→ JOB
Find every line in the records below that holds the word "East" and copy it.

────

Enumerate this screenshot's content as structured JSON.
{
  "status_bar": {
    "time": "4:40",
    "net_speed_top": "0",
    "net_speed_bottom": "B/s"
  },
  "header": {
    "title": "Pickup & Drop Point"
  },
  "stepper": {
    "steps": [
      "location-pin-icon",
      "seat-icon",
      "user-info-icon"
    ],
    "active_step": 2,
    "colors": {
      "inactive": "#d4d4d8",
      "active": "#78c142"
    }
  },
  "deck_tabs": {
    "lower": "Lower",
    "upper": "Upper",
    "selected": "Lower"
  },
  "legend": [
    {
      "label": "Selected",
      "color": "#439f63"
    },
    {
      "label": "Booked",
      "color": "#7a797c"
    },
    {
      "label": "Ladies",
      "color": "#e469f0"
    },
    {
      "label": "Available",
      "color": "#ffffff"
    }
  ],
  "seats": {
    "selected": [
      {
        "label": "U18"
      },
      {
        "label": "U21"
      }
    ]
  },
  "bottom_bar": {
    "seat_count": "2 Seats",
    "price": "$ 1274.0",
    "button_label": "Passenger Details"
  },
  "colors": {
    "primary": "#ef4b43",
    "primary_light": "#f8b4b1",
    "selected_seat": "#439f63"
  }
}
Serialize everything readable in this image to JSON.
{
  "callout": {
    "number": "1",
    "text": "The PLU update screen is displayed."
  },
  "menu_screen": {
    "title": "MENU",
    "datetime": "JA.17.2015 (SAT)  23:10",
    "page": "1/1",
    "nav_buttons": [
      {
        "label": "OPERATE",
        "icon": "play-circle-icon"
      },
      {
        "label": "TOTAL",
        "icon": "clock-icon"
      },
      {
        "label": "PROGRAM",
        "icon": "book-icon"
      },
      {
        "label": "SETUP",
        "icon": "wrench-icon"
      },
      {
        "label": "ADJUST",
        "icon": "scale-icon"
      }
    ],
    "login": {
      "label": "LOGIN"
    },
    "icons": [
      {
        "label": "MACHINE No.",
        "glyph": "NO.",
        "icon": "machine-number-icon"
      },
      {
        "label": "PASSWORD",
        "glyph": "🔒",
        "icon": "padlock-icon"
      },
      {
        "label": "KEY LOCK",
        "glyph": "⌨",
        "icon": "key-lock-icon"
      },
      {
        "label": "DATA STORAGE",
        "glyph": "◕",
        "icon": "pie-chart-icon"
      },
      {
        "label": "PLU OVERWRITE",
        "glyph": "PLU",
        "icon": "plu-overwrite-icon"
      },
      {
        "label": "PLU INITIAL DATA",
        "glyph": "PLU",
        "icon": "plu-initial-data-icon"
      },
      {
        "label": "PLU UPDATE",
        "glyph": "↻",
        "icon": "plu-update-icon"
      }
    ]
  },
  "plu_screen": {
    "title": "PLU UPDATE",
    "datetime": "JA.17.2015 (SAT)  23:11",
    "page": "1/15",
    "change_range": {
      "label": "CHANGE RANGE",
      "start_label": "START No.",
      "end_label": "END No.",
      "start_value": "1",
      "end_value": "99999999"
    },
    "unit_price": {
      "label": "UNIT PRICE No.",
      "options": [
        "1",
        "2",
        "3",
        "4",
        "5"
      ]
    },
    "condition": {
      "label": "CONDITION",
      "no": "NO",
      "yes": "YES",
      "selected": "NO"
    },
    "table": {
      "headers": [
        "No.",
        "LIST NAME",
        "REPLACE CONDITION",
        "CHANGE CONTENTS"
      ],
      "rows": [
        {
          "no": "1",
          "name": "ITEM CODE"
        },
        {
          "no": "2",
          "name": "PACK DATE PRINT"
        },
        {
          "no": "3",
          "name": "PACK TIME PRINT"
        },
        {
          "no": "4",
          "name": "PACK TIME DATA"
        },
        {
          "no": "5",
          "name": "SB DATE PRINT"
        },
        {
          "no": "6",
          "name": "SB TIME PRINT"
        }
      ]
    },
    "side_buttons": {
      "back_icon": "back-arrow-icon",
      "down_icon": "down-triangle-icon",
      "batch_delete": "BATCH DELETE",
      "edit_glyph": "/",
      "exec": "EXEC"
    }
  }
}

────

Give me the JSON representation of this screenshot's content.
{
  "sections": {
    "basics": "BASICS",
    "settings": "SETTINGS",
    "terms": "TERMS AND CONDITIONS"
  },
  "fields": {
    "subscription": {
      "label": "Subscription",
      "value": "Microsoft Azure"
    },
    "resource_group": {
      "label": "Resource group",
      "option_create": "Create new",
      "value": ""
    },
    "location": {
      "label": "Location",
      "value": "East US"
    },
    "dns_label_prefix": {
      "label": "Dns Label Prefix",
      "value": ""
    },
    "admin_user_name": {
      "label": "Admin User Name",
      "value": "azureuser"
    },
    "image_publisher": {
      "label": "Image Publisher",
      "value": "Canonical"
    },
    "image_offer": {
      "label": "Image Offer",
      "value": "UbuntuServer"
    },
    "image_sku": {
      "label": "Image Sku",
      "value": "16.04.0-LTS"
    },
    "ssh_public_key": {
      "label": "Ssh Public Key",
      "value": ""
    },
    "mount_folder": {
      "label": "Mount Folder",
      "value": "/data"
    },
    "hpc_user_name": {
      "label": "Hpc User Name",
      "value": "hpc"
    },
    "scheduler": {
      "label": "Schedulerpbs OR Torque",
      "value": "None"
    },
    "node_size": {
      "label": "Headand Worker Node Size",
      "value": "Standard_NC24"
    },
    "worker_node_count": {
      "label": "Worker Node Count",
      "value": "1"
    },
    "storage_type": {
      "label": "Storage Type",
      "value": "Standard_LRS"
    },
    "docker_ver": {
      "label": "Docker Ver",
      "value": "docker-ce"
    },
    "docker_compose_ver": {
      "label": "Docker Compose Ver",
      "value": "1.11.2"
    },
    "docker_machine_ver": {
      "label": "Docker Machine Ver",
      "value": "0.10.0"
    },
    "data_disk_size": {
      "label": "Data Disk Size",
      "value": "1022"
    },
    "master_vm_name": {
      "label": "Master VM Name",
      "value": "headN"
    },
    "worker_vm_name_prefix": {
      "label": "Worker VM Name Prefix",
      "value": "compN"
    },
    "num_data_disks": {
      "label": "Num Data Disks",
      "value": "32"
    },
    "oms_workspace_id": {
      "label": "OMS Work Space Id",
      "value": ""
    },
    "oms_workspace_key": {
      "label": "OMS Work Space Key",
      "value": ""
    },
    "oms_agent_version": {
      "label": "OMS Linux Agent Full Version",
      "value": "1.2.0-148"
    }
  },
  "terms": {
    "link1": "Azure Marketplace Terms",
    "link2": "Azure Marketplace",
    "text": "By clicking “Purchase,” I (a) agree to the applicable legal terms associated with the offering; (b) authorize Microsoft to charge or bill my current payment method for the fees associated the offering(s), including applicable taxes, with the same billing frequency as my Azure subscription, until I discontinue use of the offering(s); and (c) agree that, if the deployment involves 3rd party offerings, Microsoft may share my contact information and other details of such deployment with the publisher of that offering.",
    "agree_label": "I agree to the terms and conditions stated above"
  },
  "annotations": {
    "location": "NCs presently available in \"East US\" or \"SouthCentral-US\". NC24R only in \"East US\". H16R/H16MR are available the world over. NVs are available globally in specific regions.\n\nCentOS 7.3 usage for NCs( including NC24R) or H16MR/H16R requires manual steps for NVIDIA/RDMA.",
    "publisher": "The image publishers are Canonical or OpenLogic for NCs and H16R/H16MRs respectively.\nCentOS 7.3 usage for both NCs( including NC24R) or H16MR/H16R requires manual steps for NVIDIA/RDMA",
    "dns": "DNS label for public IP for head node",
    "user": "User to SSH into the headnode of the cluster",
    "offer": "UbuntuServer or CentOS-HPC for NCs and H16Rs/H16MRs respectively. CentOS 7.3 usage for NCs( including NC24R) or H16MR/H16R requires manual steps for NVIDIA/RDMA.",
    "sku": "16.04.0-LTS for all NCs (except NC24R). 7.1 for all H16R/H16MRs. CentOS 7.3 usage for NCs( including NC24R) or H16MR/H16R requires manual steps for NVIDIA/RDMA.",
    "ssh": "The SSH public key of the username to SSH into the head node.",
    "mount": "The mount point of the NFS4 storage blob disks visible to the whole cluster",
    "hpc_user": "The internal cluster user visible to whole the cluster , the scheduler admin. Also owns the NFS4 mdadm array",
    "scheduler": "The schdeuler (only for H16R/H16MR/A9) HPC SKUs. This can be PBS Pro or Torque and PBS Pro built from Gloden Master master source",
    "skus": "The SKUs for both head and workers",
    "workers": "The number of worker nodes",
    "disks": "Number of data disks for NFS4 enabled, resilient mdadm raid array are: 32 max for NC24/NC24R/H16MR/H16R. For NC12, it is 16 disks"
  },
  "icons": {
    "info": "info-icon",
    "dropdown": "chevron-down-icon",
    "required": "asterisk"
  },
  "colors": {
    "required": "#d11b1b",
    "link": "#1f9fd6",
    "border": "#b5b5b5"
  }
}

────

→ TASK ANSWER
      "value": "East US"
    "location": "NCs presently available in \"East US\" or \"SouthCentral-US\". NC24R only in \"East US\". H16R/H16MR are available the world over. NVs are available globally in specific regions.\n\nCentOS 7.3 usage for NCs( including NC24R) or H16MR/H16R requires manual steps for NVIDIA/RDMA.",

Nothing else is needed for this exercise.